## What the task requires
Can you write out all of the material below, word for word?

## The data
"""

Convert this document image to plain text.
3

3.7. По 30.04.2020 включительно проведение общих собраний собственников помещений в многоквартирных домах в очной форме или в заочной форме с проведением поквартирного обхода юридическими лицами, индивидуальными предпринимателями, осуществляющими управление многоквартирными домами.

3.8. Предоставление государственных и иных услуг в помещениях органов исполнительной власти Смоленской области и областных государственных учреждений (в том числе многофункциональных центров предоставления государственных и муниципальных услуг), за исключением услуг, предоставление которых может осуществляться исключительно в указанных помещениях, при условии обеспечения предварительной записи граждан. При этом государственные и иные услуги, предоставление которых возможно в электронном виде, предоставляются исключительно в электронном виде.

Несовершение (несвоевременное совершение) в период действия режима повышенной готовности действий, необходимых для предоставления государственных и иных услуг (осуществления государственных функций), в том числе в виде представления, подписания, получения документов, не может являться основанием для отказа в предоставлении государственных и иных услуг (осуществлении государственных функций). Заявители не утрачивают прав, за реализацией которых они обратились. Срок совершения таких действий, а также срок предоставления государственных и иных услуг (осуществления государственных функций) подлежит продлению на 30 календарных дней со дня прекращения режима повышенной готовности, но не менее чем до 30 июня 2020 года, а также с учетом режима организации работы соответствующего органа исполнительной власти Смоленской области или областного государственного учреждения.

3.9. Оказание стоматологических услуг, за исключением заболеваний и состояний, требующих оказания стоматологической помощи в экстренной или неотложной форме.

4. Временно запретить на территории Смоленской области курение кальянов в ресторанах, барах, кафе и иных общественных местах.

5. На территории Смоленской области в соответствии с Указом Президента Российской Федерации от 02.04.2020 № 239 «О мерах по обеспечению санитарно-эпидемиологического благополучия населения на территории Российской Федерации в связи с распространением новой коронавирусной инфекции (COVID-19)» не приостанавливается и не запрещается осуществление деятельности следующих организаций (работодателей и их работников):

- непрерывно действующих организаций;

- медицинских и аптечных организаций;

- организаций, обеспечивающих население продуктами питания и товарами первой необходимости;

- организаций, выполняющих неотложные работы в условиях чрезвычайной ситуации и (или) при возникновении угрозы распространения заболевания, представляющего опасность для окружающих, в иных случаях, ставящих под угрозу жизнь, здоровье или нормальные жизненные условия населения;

"""

## Completed task
Convert this document image to plain text.
3

3.7. По 30.04.2020 включительно проведение общих собраний собственников помещений в многоквартирных домах в очной форме или в заочной форме с проведением поквартирного обхода юридическими лицами, индивидуальными предпринимателями, осуществляющими управление многоквартирными домами.

3.8. Предоставление государственных и иных услуг в помещениях органов исполнительной власти Смоленской области и областных государственных учреждений (в том числе многофункциональных центров предоставления государственных и муниципальных услуг), за исключением услуг, предоставление которых может осуществляться исключительно в указанных помещениях, при условии обеспечения предварительной записи граждан. При этом государственные и иные услуги, предоставление которых возможно в электронном виде, предоставляются исключительно в электронном виде.

Несовершение (несвоевременное совершение) в период действия режима повышенной готовности действий, необходимых для предоставления государственных и иных услуг (осуществления государственных функций), в том числе в виде представления, подписания, получения документов, не может являться основанием для отказа в предоставлении государственных и иных услуг (осуществлении государственных функций). Заявители не утрачивают прав, за реализацией которых они обратились. Срок совершения таких действий, а также срок предоставления государственных и иных услуг (осуществления государственных функций) подлежит продлению на 30 календарных дней со дня прекращения режима повышенной готовности, но не менее чем до 30 июня 2020 года, а также с учетом режима организации работы соответствующего органа исполнительной власти Смоленской области или областного государственного учреждения.

3.9. Оказание стоматологических услуг, за исключением заболеваний и состояний, требующих оказания стоматологической помощи в экстренной или неотложной форме.

4. Временно запретить на территории Смоленской области курение кальянов в ресторанах, барах, кафе и иных общественных местах.

5. На территории Смоленской области в соответствии с Указом Президента Российской Федерации от 02.04.2020 № 239 «О мерах по обеспечению санитарно-эпидемиологического благополучия населения на территории Российской Федерации в связи с распространением новой коронавирусной инфекции (COVID-19)» не приостанавливается и не запрещается осуществление деятельности следующих организаций (работодателей и их работников):

- непрерывно действующих организаций;

- медицинских и аптечных организаций;

- организаций, обеспечивающих население продуктами питания и товарами первой необходимости;

- организаций, выполняющих неотложные работы в условиях чрезвычайной ситуации и (или) при возникновении угрозы распространения заболевания, представляющего опасность для окружающих, в иных случаях, ставящих под угрозу жизнь, здоровье или нормальные жизненные условия населения;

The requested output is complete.